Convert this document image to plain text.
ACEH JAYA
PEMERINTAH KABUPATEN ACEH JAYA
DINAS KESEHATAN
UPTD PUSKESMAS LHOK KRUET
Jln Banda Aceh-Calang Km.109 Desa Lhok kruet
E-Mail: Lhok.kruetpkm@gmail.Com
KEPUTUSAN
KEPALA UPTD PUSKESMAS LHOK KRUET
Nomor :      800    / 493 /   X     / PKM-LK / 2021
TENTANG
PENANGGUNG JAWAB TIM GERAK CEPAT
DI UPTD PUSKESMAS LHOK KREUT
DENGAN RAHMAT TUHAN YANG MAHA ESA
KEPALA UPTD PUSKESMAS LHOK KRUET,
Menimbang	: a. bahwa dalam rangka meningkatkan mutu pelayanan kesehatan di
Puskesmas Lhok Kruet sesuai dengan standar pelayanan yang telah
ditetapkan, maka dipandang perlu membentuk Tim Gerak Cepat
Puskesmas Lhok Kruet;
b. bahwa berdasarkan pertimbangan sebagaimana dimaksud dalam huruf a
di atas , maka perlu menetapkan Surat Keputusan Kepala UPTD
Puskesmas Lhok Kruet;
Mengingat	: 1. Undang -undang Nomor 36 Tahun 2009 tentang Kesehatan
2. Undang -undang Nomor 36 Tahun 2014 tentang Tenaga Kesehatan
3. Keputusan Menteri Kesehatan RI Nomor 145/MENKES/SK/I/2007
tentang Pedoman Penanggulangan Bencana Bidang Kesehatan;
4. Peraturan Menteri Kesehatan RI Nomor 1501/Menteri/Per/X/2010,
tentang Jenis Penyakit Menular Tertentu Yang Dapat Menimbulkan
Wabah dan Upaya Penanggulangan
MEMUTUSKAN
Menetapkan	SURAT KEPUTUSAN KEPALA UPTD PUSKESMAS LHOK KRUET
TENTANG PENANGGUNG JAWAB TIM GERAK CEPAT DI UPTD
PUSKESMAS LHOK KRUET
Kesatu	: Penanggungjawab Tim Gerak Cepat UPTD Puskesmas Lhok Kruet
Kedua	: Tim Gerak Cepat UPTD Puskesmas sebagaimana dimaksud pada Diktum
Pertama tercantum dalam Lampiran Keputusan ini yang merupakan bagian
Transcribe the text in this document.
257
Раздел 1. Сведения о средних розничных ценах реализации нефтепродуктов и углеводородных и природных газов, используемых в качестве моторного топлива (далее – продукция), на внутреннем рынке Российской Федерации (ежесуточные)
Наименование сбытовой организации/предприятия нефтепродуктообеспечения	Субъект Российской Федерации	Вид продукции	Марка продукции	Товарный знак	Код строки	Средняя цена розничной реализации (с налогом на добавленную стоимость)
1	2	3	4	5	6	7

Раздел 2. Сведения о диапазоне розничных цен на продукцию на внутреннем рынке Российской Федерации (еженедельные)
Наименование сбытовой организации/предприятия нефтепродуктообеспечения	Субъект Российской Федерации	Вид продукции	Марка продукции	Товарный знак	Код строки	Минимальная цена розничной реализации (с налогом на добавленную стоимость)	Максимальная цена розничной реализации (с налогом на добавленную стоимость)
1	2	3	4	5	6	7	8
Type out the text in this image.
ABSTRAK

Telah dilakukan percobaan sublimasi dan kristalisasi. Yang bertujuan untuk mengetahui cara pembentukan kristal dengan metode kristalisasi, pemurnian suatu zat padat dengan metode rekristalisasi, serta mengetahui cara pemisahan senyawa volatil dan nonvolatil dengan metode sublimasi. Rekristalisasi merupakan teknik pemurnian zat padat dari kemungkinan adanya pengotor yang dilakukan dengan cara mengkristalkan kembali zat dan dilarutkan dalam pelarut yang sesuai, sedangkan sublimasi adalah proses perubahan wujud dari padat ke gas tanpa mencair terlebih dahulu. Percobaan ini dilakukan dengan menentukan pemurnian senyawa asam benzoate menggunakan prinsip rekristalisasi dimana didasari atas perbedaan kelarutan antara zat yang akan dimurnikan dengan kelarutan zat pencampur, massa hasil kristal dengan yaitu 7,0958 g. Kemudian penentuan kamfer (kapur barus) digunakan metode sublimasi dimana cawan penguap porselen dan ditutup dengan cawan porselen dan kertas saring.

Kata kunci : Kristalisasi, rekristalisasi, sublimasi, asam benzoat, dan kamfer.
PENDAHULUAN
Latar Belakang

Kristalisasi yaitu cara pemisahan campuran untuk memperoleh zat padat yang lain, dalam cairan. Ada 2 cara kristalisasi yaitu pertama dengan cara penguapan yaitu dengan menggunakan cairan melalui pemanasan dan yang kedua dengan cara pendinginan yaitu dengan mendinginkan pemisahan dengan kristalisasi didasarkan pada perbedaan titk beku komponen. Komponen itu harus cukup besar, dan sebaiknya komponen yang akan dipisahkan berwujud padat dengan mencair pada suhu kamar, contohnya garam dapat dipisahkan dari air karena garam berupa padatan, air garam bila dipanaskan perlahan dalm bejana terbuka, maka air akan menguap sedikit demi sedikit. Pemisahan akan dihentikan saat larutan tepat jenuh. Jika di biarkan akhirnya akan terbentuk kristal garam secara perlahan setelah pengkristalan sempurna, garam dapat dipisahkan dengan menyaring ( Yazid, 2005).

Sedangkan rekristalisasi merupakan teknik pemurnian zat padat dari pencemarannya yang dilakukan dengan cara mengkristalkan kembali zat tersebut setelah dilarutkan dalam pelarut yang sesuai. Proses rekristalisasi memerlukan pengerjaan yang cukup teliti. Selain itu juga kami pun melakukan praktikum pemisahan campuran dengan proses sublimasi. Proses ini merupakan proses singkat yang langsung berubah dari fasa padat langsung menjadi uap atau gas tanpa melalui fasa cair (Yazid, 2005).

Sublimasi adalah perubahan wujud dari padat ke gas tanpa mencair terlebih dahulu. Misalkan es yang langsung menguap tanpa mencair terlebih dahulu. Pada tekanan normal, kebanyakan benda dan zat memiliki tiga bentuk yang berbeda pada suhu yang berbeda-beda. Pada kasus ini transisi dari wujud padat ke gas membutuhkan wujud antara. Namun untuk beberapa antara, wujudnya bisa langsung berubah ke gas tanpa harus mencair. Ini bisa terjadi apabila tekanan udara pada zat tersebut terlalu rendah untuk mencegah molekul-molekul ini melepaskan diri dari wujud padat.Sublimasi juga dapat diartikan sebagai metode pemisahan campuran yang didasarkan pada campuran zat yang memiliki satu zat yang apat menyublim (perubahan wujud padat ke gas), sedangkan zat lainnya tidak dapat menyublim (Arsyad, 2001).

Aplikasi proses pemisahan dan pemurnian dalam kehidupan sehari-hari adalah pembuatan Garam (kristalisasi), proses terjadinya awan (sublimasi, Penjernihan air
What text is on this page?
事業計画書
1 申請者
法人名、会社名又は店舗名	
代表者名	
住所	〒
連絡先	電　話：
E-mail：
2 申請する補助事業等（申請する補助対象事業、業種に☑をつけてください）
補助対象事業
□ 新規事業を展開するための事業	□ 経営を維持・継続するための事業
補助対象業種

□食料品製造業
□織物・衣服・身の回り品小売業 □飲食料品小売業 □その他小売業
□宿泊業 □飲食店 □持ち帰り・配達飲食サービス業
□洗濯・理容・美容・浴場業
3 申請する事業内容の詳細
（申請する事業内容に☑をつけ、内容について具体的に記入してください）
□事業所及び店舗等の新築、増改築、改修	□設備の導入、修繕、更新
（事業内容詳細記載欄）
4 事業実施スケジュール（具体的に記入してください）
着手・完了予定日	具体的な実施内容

:: TASK DIRECTIONS ::
Write out, word for word, every line from the one containing "What text is on this page?" through the last line of the records above.

:: WRITTEN ANSWER ::
What text is on this page?
事業計画書
1 申請者
法人名、会社名又は店舗名	
代表者名	
住所	〒
連絡先	電　話：
E-mail：
2 申請する補助事業等（申請する補助対象事業、業種に☑をつけてください）
補助対象事業
□ 新規事業を展開するための事業	□ 経営を維持・継続するための事業
補助対象業種

□食料品製造業
□織物・衣服・身の回り品小売業 □飲食料品小売業 □その他小売業
□宿泊業 □飲食店 □持ち帰り・配達飲食サービス業
□洗濯・理容・美容・浴場業
3 申請する事業内容の詳細
（申請する事業内容に☑をつけ、内容について具体的に記入してください）
□事業所及び店舗等の新築、増改築、改修	□設備の導入、修繕、更新
（事業内容詳細記載欄）
4 事業実施スケジュール（具体的に記入してください）
着手・完了予定日	具体的な実施内容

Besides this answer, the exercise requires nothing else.